**MATERIAL FOR THIS EXERCISE:**

════════

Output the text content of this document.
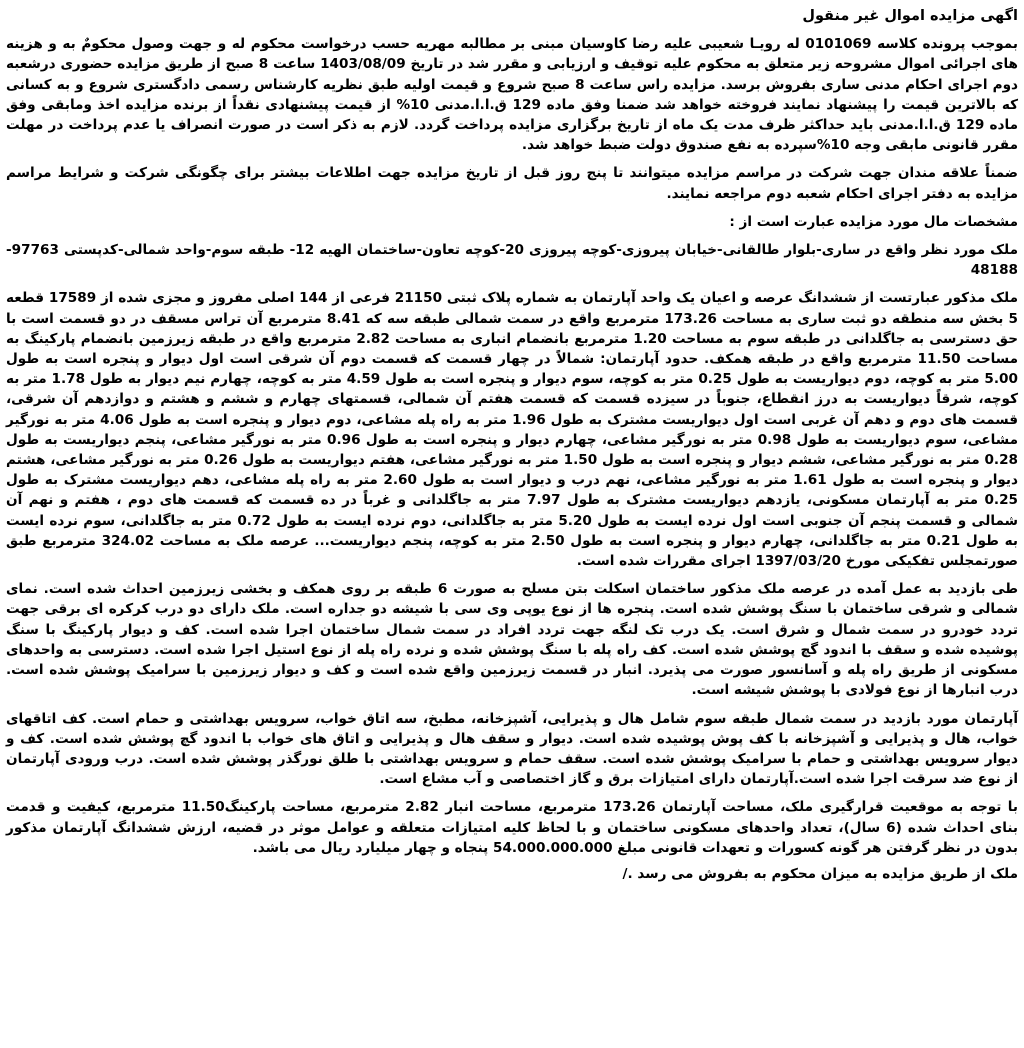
اگهی مزایده اموال غیر منقول
بموجب پرونده کلاسه 0101069 له رویـا شعیبی علیه رضا کاوسیان مبنی بر مطالبه مهریه حسب درخواست محکوم له و جهت وصول محکومٌ به و هزینه های اجرائی اموال مشروحه زیر متعلق به محکوم علیه توقیف و ارزیابی و مقرر شد در تاریخ 1403/08/09 ساعت 8 صبح از طریق مزایده حضوری درشعبه دوم اجرای احکام مدنی ساری بفروش برسد. مزایده راس ساعت 8 صبح شروع و قیمت اولیه طبق نظریه کارشناس رسمی دادگستری شروع و به کسانی که بالاترین قیمت را پیشنهاد نمایند فروخته خواهد شد ضمنا وفق ماده 129 ق.ا.ا.مدنی 10% از قیمت پیشنهادی نقداً از برنده مزایده اخذ ومابقی وفق ماده 129 ق.ا.ا.مدنی باید حداکثر ظرف مدت یک ماه از تاریخ برگزاری مزایده پرداخت گردد. لازم به ذکر است در صورت انصراف یا عدم پرداخت در مهلت مقرر قانونی مابقی وجه 10%سپرده به نفع صندوق دولت ضبط خواهد شد.
ضمناً علاقه مندان جهت شرکت در مراسم مزایده میتوانند تا پنج روز قبل از تاریخ مزایده جهت اطلاعات بیشتر برای چگونگی شرکت و شرایط مراسم مزایده به دفتر اجرای احکام شعبه دوم مراجعه نمایند.
مشخصات مال مورد مزایده عبارت است از :
ملک مورد نظر واقع در ساری-بلوار طالقانی-خیابان پیروزی-کوچه پیروزی 20-کوچه تعاون-ساختمان الهیه 12- طبقه سوم-واحد شمالی-کدپستی 97763-48188
ملک مذکور عبارتست از ششدانگ عرصه و اعیان یک واحد آپارتمان به شماره پلاک ثبتی 21150 فرعی از 144 اصلی مفروز و مجزی شده از 17589 قطعه 5 بخش سه منطقه دو ثبت ساری به مساحت 173.26 مترمربع واقع در سمت شمالی طبقه سه که 8.41 مترمربع آن تراس مسقف در دو قسمت است با حق دسترسی به جاگلدانی در طبقه سوم به مساحت 1.20 مترمربع بانضمام انباری به مساحت 2.82 مترمربع واقع در طبقه زیرزمین بانضمام پارکینگ به مساحت 11.50 مترمربع واقع در طبقه همکف. حدود آپارتمان: شمالاً در چهار قسمت که قسمت دوم آن شرقی است اول دیوار و پنجره است به طول 5.00 متر به کوچه، دوم دیواریست به طول 0.25 متر به کوچه، سوم دیوار و پنجره است به طول 4.59 متر به کوچه، چهارم نیم دیوار به طول 1.78 متر به کوچه، شرقاً دیواریست به درز انقطاع، جنوباً در سیزده قسمت که قسمت هفتم آن شمالی، قسمتهای چهارم و ششم و هشتم و دوازدهم آن شرقی، قسمت های دوم و دهم آن غربی است اول دیواریست مشترک به طول 1.96 متر به راه پله مشاعی، دوم دیوار و پنجره است به طول 4.06 متر به نورگیر مشاعی، سوم دیواریست به طول 0.98 متر به نورگیر مشاعی، چهارم دیوار و پنجره است به طول 0.96 متر به نورگیر مشاعی، پنجم دیواریست به طول 0.28 متر به نورگیر مشاعی، ششم دیوار و پنجره است به طول 1.50 متر به نورگیر مشاعی، هفتم دیواریست به طول 0.26 متر به نورگیر مشاعی، هشتم دیوار و پنجره است به طول 1.61 متر به نورگیر مشاعی، نهم درب و دیوار است به طول 2.60 متر به راه پله مشاعی، دهم دیواریست مشترک به طول 0.25 متر به آپارتمان مسکونی، یازدهم دیواریست مشترک به طول 7.97 متر به جاگلدانی و غرباً در ده قسمت که قسمت های دوم ، هفتم و نهم آن شمالی و قسمت پنجم آن جنوبی است اول نرده ایست به طول 5.20 متر به جاگلدانی، دوم نرده ایست به طول 0.72 متر به جاگلدانی، سوم نرده ایست به طول 0.21 متر به جاگلدانی، چهارم دیوار و پنجره است به طول 2.50 متر به کوچه، پنجم دیواریست... عرصه ملک به مساحت 324.02 مترمربع طبق صورتمجلس تفکیکی مورخ 1397/03/20 اجرای مقررات شده است.
طی بازدید به عمل آمده در عرصه ملک مذکور ساختمان اسکلت بتن مسلح به صورت 6 طبقه بر روی همکف و بخشی زیرزمین احداث شده است. نمای شمالی و شرقی ساختمان با سنگ پوشش شده است. پنجره ها از نوع یوپی وی سی با شیشه دو جداره است. ملک دارای دو درب کرکره ای برقی جهت تردد خودرو در سمت شمال و شرق است. یک درب تک لنگه جهت تردد افراد در سمت شمال ساختمان اجرا شده است. کف و دیوار پارکینگ با سنگ پوشیده شده و سقف با اندود گچ پوشش شده است. کف راه پله با سنگ پوشش شده و نرده راه پله از نوع استیل اجرا شده است. دسترسی به واحدهای مسکونی از طریق راه پله و آسانسور صورت می پذیرد. انبار در قسمت زیرزمین واقع شده است و کف و دیوار زیرزمین با سرامیک پوشش شده است. درب انبارها از نوع فولادی با پوشش شیشه است.
آپارتمان مورد بازدید در سمت شمال طبقه سوم شامل هال و پذیرایی، آشپزخانه، مطبخ، سه اتاق خواب، سرویس بهداشتی و حمام است. کف اتاقهای خواب، هال و پذیرایی و آشپزخانه با کف پوش پوشیده شده است. دیوار و سقف هال و پذیرایی و اتاق های خواب با اندود گچ پوشش شده است. کف و دیوار سرویس بهداشتی و حمام با سرامیک پوشش شده است. سقف حمام و سرویس بهداشتی با طلق نورگذر پوشش شده است. درب ورودی آپارتمان از نوع ضد سرقت اجرا شده است.آپارتمان دارای امتیازات برق و گاز اختصاصی و آب مشاع است.
با توجه به موقعیت قرارگیری ملک، مساحت آپارتمان 173.26 مترمربع، مساحت انبار 2.82 مترمربع، مساحت پارکینگ11.50 مترمربع، کیفیت و قدمت بنای احداث شده (6 سال)، تعداد واحدهای مسکونی ساختمان و با لحاظ کلیه امتیازات متعلقه و عوامل موثر در قضیه، ارزش ششدانگ آپارتمان مذکور بدون در نظر گرفتن هر گونه کسورات و تعهدات قانونی مبلغ 54.000.000.000 پنجاه و چهار میلیارد ریال می باشد.
ملک از طریق مزایده به میزان محکوم به بفروش می رسد ./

════════

**TASK TO COMPLETE:** Set down all the entries exactly as they appear, but skip any pictures.

**CORRECT RESPONSE:**
Output the text content of this document.
اگهی مزایده اموال غیر منقول
بموجب پرونده کلاسه 0101069 له رویـا شعیبی علیه رضا کاوسیان مبنی بر مطالبه مهریه حسب درخواست محکوم له و جهت وصول محکومٌ به و هزینه های اجرائی اموال مشروحه زیر متعلق به محکوم علیه توقیف و ارزیابی و مقرر شد در تاریخ 1403/08/09 ساعت 8 صبح از طریق مزایده حضوری درشعبه دوم اجرای احکام مدنی ساری بفروش برسد. مزایده راس ساعت 8 صبح شروع و قیمت اولیه طبق نظریه کارشناس رسمی دادگستری شروع و به کسانی که بالاترین قیمت را پیشنهاد نمایند فروخته خواهد شد ضمنا وفق ماده 129 ق.ا.ا.مدنی 10% از قیمت پیشنهادی نقداً از برنده مزایده اخذ ومابقی وفق ماده 129 ق.ا.ا.مدنی باید حداکثر ظرف مدت یک ماه از تاریخ برگزاری مزایده پرداخت گردد. لازم به ذکر است در صورت انصراف یا عدم پرداخت در مهلت مقرر قانونی مابقی وجه 10%سپرده به نفع صندوق دولت ضبط خواهد شد.
ضمناً علاقه مندان جهت شرکت در مراسم مزایده میتوانند تا پنج روز قبل از تاریخ مزایده جهت اطلاعات بیشتر برای چگونگی شرکت و شرایط مراسم مزایده به دفتر اجرای احکام شعبه دوم مراجعه نمایند.
مشخصات مال مورد مزایده عبارت است از :
ملک مورد نظر واقع در ساری-بلوار طالقانی-خیابان پیروزی-کوچه پیروزی 20-کوچه تعاون-ساختمان الهیه 12- طبقه سوم-واحد شمالی-کدپستی 97763-48188
ملک مذکور عبارتست از ششدانگ عرصه و اعیان یک واحد آپارتمان به شماره پلاک ثبتی 21150 فرعی از 144 اصلی مفروز و مجزی شده از 17589 قطعه 5 بخش سه منطقه دو ثبت ساری به مساحت 173.26 مترمربع واقع در سمت شمالی طبقه سه که 8.41 مترمربع آن تراس مسقف در دو قسمت است با حق دسترسی به جاگلدانی در طبقه سوم به مساحت 1.20 مترمربع بانضمام انباری به مساحت 2.82 مترمربع واقع در طبقه زیرزمین بانضمام پارکینگ به مساحت 11.50 مترمربع واقع در طبقه همکف. حدود آپارتمان: شمالاً در چهار قسمت که قسمت دوم آن شرقی است اول دیوار و پنجره است به طول 5.00 متر به کوچه، دوم دیواریست به طول 0.25 متر به کوچه، سوم دیوار و پنجره است به طول 4.59 متر به کوچه، چهارم نیم دیوار به طول 1.78 متر به کوچه، شرقاً دیواریست به درز انقطاع، جنوباً در سیزده قسمت که قسمت هفتم آن شمالی، قسمتهای چهارم و ششم و هشتم و دوازدهم آن شرقی، قسمت های دوم و دهم آن غربی است اول دیواریست مشترک به طول 1.96 متر به راه پله مشاعی، دوم دیوار و پنجره است به طول 4.06 متر به نورگیر مشاعی، سوم دیواریست به طول 0.98 متر به نورگیر مشاعی، چهارم دیوار و پنجره است به طول 0.96 متر به نورگیر مشاعی، پنجم دیواریست به طول 0.28 متر به نورگیر مشاعی، ششم دیوار و پنجره است به طول 1.50 متر به نورگیر مشاعی، هفتم دیواریست به طول 0.26 متر به نورگیر مشاعی، هشتم دیوار و پنجره است به طول 1.61 متر به نورگیر مشاعی، نهم درب و دیوار است به طول 2.60 متر به راه پله مشاعی، دهم دیواریست مشترک به طول 0.25 متر به آپارتمان مسکونی، یازدهم دیواریست مشترک به طول 7.97 متر به جاگلدانی و غرباً در ده قسمت که قسمت های دوم ، هفتم و نهم آن شمالی و قسمت پنجم آن جنوبی است اول نرده ایست به طول 5.20 متر به جاگلدانی، دوم نرده ایست به طول 0.72 متر به جاگلدانی، سوم نرده ایست به طول 0.21 متر به جاگلدانی، چهارم دیوار و پنجره است به طول 2.50 متر به کوچه، پنجم دیواریست... عرصه ملک به مساحت 324.02 مترمربع طبق صورتمجلس تفکیکی مورخ 1397/03/20 اجرای مقررات شده است.
طی بازدید به عمل آمده در عرصه ملک مذکور ساختمان اسکلت بتن مسلح به صورت 6 طبقه بر روی همکف و بخشی زیرزمین احداث شده است. نمای شمالی و شرقی ساختمان با سنگ پوشش شده است. پنجره ها از نوع یوپی وی سی با شیشه دو جداره است. ملک دارای دو درب کرکره ای برقی جهت تردد خودرو در سمت شمال و شرق است. یک درب تک لنگه جهت تردد افراد در سمت شمال ساختمان اجرا شده است. کف و دیوار پارکینگ با سنگ پوشیده شده و سقف با اندود گچ پوشش شده است. کف راه پله با سنگ پوشش شده و نرده راه پله از نوع استیل اجرا شده است. دسترسی به واحدهای مسکونی از طریق راه پله و آسانسور صورت می پذیرد. انبار در قسمت زیرزمین واقع شده است و کف و دیوار زیرزمین با سرامیک پوشش شده است. درب انبارها از نوع فولادی با پوشش شیشه است.
آپارتمان مورد بازدید در سمت شمال طبقه سوم شامل هال و پذیرایی، آشپزخانه، مطبخ، سه اتاق خواب، سرویس بهداشتی و حمام است. کف اتاقهای خواب، هال و پذیرایی و آشپزخانه با کف پوش پوشیده شده است. دیوار و سقف هال و پذیرایی و اتاق های خواب با اندود گچ پوشش شده است. کف و دیوار سرویس بهداشتی و حمام با سرامیک پوشش شده است. سقف حمام و سرویس بهداشتی با طلق نورگذر پوشش شده است. درب ورودی آپارتمان از نوع ضد سرقت اجرا شده است.آپارتمان دارای امتیازات برق و گاز اختصاصی و آب مشاع است.
با توجه به موقعیت قرارگیری ملک، مساحت آپارتمان 173.26 مترمربع، مساحت انبار 2.82 مترمربع، مساحت پارکینگ11.50 مترمربع، کیفیت و قدمت بنای احداث شده (6 سال)، تعداد واحدهای مسکونی ساختمان و با لحاظ کلیه امتیازات متعلقه و عوامل موثر در قضیه، ارزش ششدانگ آپارتمان مذکور بدون در نظر گرفتن هر گونه کسورات و تعهدات قانونی مبلغ 54.000.000.000 پنجاه و چهار میلیارد ریال می باشد.
ملک از طریق مزایده به میزان محکوم به بفروش می رسد ./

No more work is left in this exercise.